Dataset records
**********
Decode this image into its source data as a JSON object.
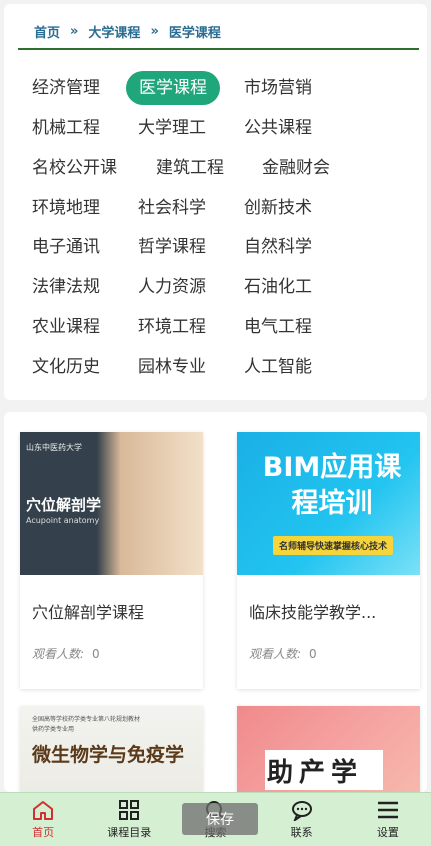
{
  "breadcrumb": {
    "home": "首页",
    "level1": "大学课程",
    "level2": "医学课程",
    "separator": "»"
  },
  "categories": [
    "经济管理",
    "医学课程",
    "市场营销",
    "机械工程",
    "大学理工",
    "公共课程",
    "名校公开课",
    "建筑工程",
    "金融财会",
    "环境地理",
    "社会科学",
    "创新技术",
    "电子通讯",
    "哲学课程",
    "自然科学",
    "法律法规",
    "人力资源",
    "石油化工",
    "农业课程",
    "环境工程",
    "电气工程",
    "文化历史",
    "园林专业",
    "人工智能"
  ],
  "courses": [
    {
      "title": "穴位解剖学课程",
      "views_label": "观看人数:",
      "views": "0",
      "thumb_text": "穴位解剖学",
      "thumb_sub": "Acupoint anatomy",
      "thumb_logo": "山东中医药大学"
    },
    {
      "title": "临床技能学教学...",
      "views_label": "观看人数:",
      "views": "0",
      "thumb_text": "BIM应用课程培训",
      "thumb_sub": "名师辅导快速掌握核心技术"
    },
    {
      "thumb_text": "微生物学与免疫学",
      "thumb_sub": "全国高等学校药学类专业第八轮规划教材",
      "thumb_sub2": "供药学类专业用"
    },
    {
      "thumb_text": "助产学"
    }
  ],
  "nav": [
    {
      "label": "首页",
      "icon": "home-icon"
    },
    {
      "label": "课程目录",
      "icon": "grid-icon"
    },
    {
      "label": "搜索",
      "icon": "search-icon"
    },
    {
      "label": "联系",
      "icon": "chat-icon"
    },
    {
      "label": "设置",
      "icon": "menu-icon"
    }
  ],
  "toast": "保存",
  "colors": {
    "active_category": "#1fa67a",
    "breadcrumb_text": "#2a6c92",
    "nav_bg": "#d5efd2",
    "nav_active": "#d23030"
  }
}
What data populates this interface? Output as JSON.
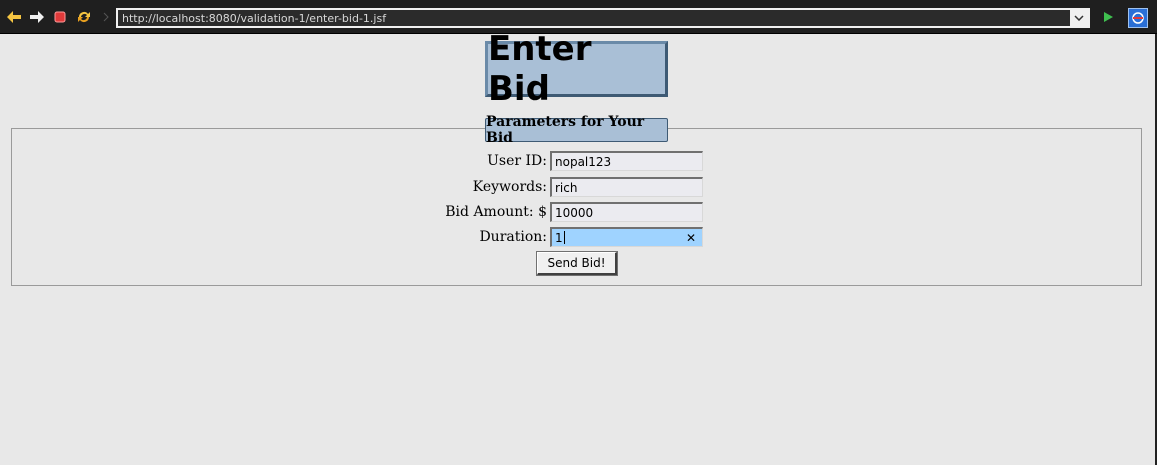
{
  "browser": {
    "url": "http://localhost:8080/validation-1/enter-bid-1.jsf",
    "icons": [
      "back-arrow-icon",
      "forward-arrow-icon",
      "stop-icon",
      "reload-icon",
      "go-icon",
      "browser-logo-icon"
    ]
  },
  "page": {
    "title": "Enter Bid",
    "legend": "Parameters for Your Bid",
    "fields": [
      {
        "label": "User ID:",
        "value": "nopal123"
      },
      {
        "label": "Keywords:",
        "value": "rich"
      },
      {
        "label": "Bid Amount: $",
        "value": "10000"
      },
      {
        "label": "Duration:",
        "value": "1"
      }
    ],
    "clear_symbol": "✕",
    "submit_label": "Send Bid!"
  },
  "colors": {
    "title_bg": "#a9bfd6",
    "active_field_bg": "#9fd3ff",
    "page_bg": "#e8e8e8"
  }
}
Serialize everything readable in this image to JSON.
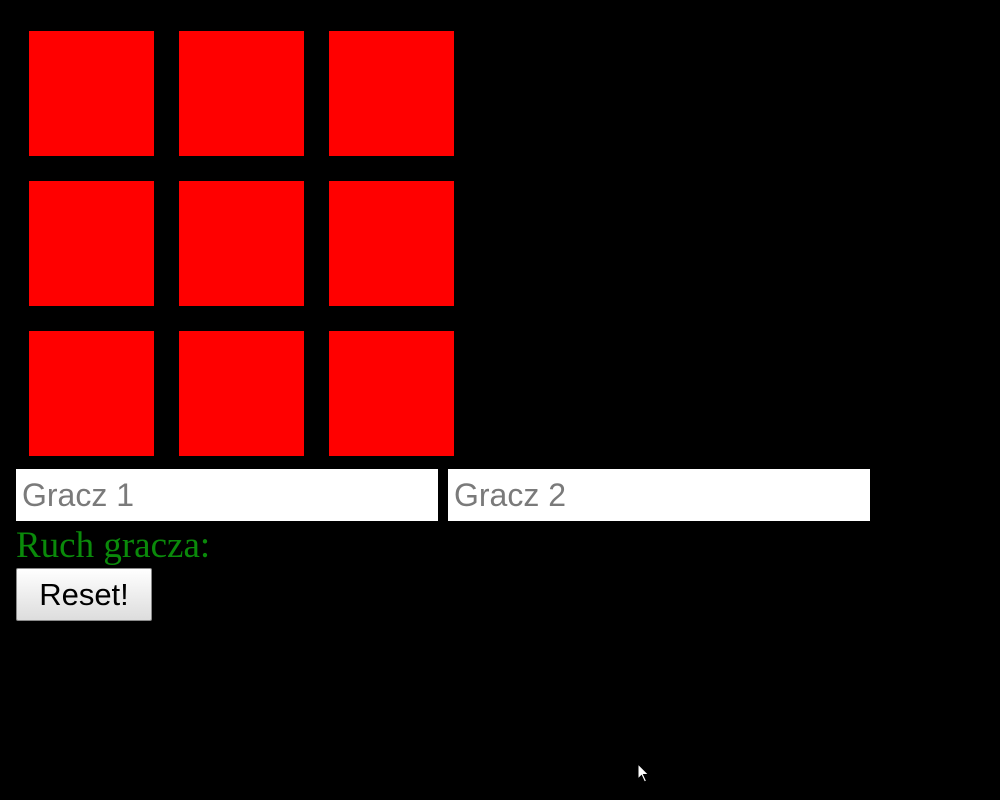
{
  "board": {
    "cells": [
      "",
      "",
      "",
      "",
      "",
      "",
      "",
      "",
      ""
    ],
    "cell_color": "#ff0000"
  },
  "players": {
    "player1_placeholder": "Gracz 1",
    "player2_placeholder": "Gracz 2",
    "player1_value": "",
    "player2_value": ""
  },
  "status": {
    "turn_label": "Ruch gracza:",
    "color": "#0a8a0a"
  },
  "controls": {
    "reset_label": "Reset!"
  },
  "background_color": "#000000"
}
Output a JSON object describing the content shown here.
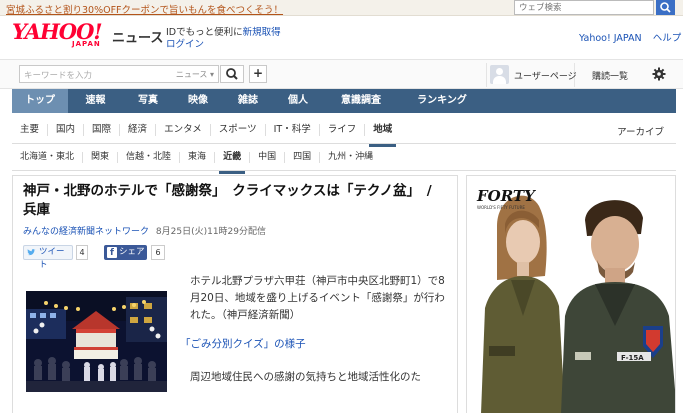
**********
_Your goal_: Leave out all pictures and extract exactly the lines from the line with "Serialize everything readable" through the end of the material.

_Completed task_:
Serialize everything readable in this image to JSON.
{
  "board": {
    "cells": [
      "",
      "",
      "",
      "",
      "",
      "",
      "",
      "",
      ""
    ],
    "cell_color": "#ff0000"
  },
  "players": {
    "player1_placeholder": "Gracz 1",
    "player2_placeholder": "Gracz 2",
    "player1_value": "",
    "player2_value": ""
  },
  "status": {
    "turn_label": "Ruch gracza:",
    "color": "#0a8a0a"
  },
  "controls": {
    "reset_label": "Reset!"
  },
  "background_color": "#000000"
}
Output a JSON object describing the content shown here.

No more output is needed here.